-- Start of Data to process --

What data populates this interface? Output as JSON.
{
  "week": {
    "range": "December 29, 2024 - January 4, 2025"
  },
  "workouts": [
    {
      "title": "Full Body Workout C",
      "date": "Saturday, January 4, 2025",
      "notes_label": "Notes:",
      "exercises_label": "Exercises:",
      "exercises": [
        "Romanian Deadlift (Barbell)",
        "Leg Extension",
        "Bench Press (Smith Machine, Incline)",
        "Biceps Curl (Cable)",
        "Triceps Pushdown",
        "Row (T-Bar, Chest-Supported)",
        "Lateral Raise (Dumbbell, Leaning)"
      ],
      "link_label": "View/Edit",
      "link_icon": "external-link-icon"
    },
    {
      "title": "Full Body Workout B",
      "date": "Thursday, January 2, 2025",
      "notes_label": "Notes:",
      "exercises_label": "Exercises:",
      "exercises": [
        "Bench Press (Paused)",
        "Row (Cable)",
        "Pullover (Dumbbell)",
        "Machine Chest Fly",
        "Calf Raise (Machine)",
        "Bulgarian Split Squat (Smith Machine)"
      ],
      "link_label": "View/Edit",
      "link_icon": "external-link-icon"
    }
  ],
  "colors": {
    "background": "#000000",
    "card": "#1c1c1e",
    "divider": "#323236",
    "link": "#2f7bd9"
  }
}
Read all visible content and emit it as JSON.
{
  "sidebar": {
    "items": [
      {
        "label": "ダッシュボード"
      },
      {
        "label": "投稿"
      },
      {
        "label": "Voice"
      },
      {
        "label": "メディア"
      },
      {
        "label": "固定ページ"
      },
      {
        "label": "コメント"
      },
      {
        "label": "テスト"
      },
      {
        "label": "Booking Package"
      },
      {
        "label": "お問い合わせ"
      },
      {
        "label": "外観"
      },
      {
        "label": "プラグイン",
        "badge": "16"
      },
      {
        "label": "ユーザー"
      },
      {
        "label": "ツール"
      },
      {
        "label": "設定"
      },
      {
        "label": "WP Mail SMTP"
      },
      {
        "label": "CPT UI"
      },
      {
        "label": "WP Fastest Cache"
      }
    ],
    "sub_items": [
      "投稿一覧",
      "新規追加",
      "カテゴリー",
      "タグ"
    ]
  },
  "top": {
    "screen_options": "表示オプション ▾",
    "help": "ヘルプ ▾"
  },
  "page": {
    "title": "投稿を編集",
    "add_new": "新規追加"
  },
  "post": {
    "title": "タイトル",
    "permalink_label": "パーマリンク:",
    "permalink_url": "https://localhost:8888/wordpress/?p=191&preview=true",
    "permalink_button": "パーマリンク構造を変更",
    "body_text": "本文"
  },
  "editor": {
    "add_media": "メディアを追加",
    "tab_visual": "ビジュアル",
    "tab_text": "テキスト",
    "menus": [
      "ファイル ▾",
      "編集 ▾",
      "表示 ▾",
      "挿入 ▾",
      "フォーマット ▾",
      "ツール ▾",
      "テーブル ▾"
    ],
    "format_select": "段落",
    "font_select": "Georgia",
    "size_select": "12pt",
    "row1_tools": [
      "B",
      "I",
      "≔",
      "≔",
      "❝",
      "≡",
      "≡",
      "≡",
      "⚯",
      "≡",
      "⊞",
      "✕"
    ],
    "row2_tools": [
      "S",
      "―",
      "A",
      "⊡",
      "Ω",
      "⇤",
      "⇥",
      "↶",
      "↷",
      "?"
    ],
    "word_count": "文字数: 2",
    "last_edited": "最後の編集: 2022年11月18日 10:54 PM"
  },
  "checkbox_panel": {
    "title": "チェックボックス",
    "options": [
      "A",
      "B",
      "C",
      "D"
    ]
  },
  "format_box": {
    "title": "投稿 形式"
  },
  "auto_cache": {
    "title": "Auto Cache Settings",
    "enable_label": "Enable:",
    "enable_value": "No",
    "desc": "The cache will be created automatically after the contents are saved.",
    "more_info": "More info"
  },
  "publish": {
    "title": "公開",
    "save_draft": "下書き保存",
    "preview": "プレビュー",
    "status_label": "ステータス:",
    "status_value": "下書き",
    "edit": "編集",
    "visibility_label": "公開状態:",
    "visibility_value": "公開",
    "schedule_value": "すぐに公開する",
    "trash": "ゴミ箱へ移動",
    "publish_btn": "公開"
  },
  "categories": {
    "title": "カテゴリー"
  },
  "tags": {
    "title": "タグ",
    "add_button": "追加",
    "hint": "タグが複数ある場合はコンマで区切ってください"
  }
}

-- End of Data to process --

§ Exercise details:
Search the lines above for the string "Dumbbell" and copy each line that has it.

§ The solution:
        "Lateral Raise (Dumbbell, Leaning)"
        "Pullover (Dumbbell)",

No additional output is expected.